[Source document]
# Metallic Glaze Technique: finally done



## BarcelonaGuy (Jun 30, 2010)

http://www.EuropeanPaintandTextures.com see HOW TO page 

That metallic glaze technique I started last week is ready to check out. The material cost is virtually nothing and you can charge much more than you could for a straight paint project. 

Hey it adds a little "wow" factor to your porfolio.

Here is another version of the technique but in copper.


----------



## RCP (Apr 18, 2007)

That is pretty awesome, do you have people seek you out for that a lot or do you do a lot of it as an "upsell"? Do you carry sample boards?


----------



## Wallnut (May 4, 2010)

wish i could find a "yoda" for faux around here.


----------



## TJ Paint (Jun 18, 2009)

great looking work!


----------



## BarcelonaGuy (Jun 30, 2010)

decorative paint techniques is all I do. Sometimes it's like not working at all. Well, that's not exactly true but I do get to stand back and say to myself, "damn, that sure looks sweet, and I did it" Thanks for the nice comments, I'm always willing to answer any questions.


----------



## Lambrecht (Feb 8, 2010)

Another cool finished look.


----------



## FoilEffects (Dec 19, 2007)

Must be nice to feel like it didnt take any effort. I spent 23 years on the scaffold doing finishes all over the US and Canada and I still feel it!

Work looks nice!


----------



## BarcelonaGuy (Jun 30, 2010)

[Supplied information]
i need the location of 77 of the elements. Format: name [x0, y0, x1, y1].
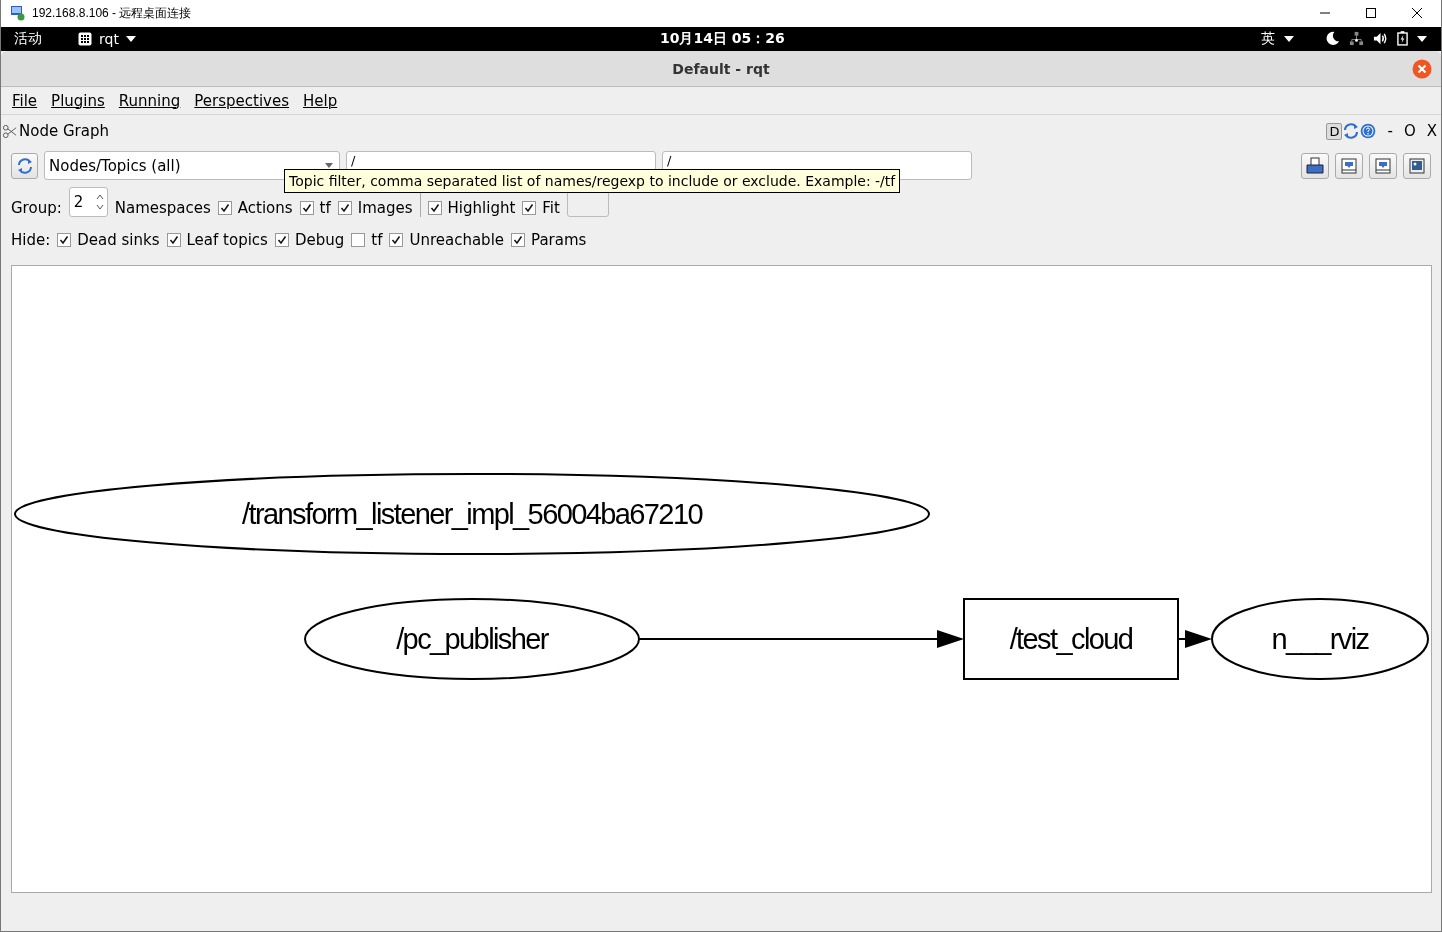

[Task description] Can you write the next part of the metallic glaze forum thread, going on from its final line?

[Written answer]
*Oh I do sweat bullets sometines*

Decorative painting is my passion but I do sweat bullets sometimes. 

Tomorrow I will talk about a cool looking finish I created yesterday. 

Cya folks
http://www.EuropeanPaintandTextures.com


----------



## FoilEffects (Dec 19, 2007)

I can see you are a fan of Modellos! Yikes you pay for those?
I own a 42" plotter as I wouldnt pay Melanies prices for her stencils, she is NUTS! Did you ever consider buying a plotter?


----------



## BarcelonaGuy (Jun 30, 2010)

*Plotter?*

What in the world is a plotter. Somehow it sounds way expensive? Tell me more my friend. 

BTW, Do you know if foils are available in Europe (Spain)? I may move back and would love to be able to include them in my work over there. I don't think anyone has seen them over there.


----------



## ewingpainting.net (Jun 2, 2008)

Looks great man


----------



## FoilEffects (Dec 19, 2007)

BarcelonaGuy said:


> What in the world is a plotter. Somehow it sounds way expensive? Tell me more my friend.
> 
> BTW, Do you know if foils are available in Europe (Spain)? I may move back and would love to be able to include them in my work over there. I don't think anyone has seen them over there.


Foil is available worldwide.

A plotter is like a HUGE printer, but insted of printing on paper, it cuts designs out of vinyl or mylar.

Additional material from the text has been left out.